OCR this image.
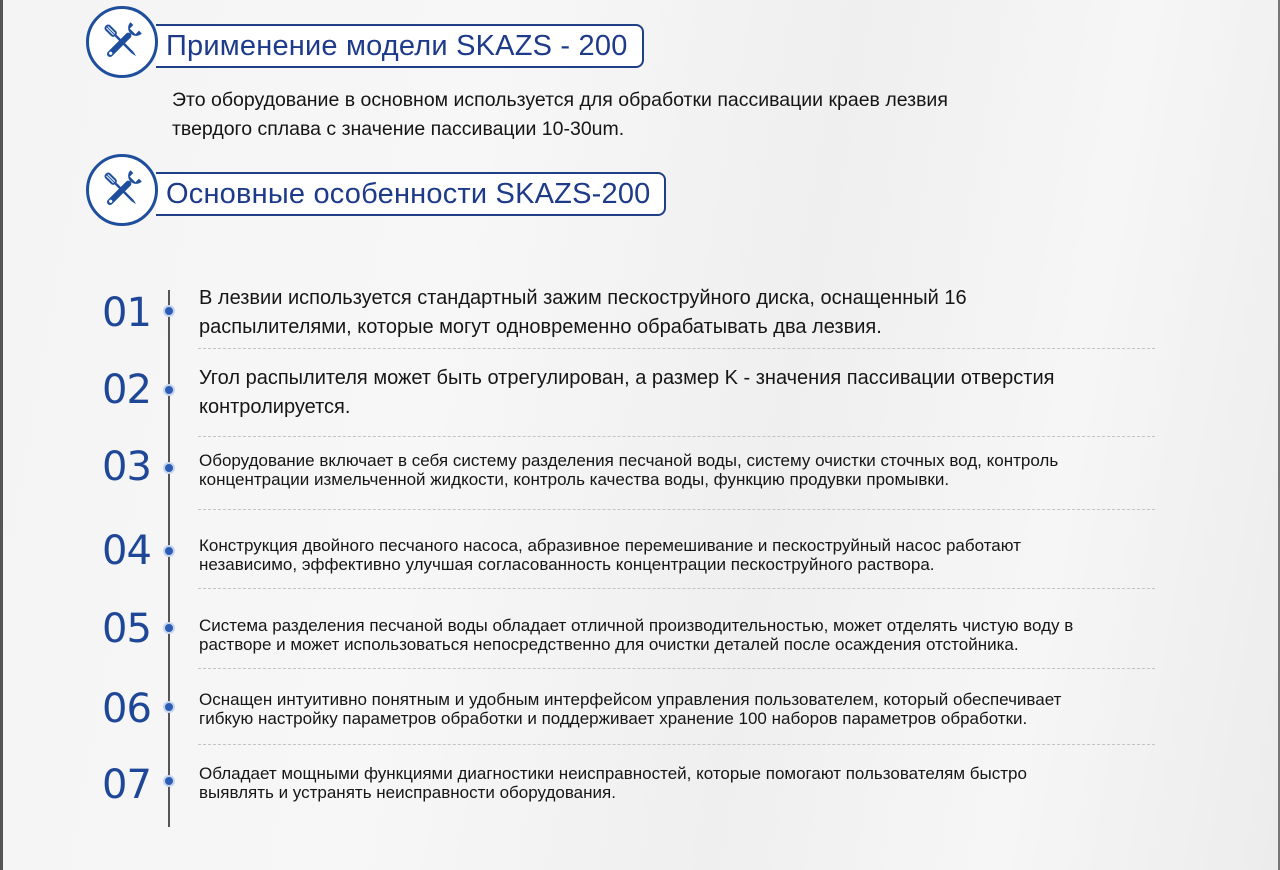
Применение модели SKAZS - 200
Это оборудование в основном используется для обработки пассивации краев лезвия
твердого сплава с значение пассивации 10-30um.
Основные особенности SKAZS-200
01 В лезвии используется стандартный зажим пескоструйного диска, оснащенный 16
распылителями, которые могут одновременно обрабатывать два лезвия.
02 Угол распылителя может быть отрегулирован, а размер K - значения пассивации отверстия
контролируется.
03	Оборудование включает в себя систему разделения песчаной воды, систему очистки сточных вод, контроль
концентрации измельченной жидкости, контроль качества воды, функцию продувки промывки.
04	Конструкция двойного песчаного насоса, абразивное перемешивание и пескоструйный насос работают
независимо, эффективно улучшая согласованность концентрации пескоструйного раствора.
05	Система разделения песчаной воды обладает отличной производительностью, может отделять чистую воду в
растворе и может использоваться непосредственно для очистки деталей после осаждения отстойника.
06	Оснащен интуитивно понятным и удобным интерфейсом управления пользователем, который обеспечивает
гибкую настройку параметров обработки и поддерживает хранение 100 наборов параметров обработки.
07	Обладает мощными функциями диагностики неисправностей, которые помогают пользователям быстро
выявлять и устранять неисправности оборудования.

* * * * * * * * *

Task prompt
Pick out every line holding the string "очистки" and return it.

Task answer
03	Оборудование включает в себя систему разделения песчаной воды, систему очистки сточных вод, контроль
растворе и может использоваться непосредственно для очистки деталей после осаждения отстойника.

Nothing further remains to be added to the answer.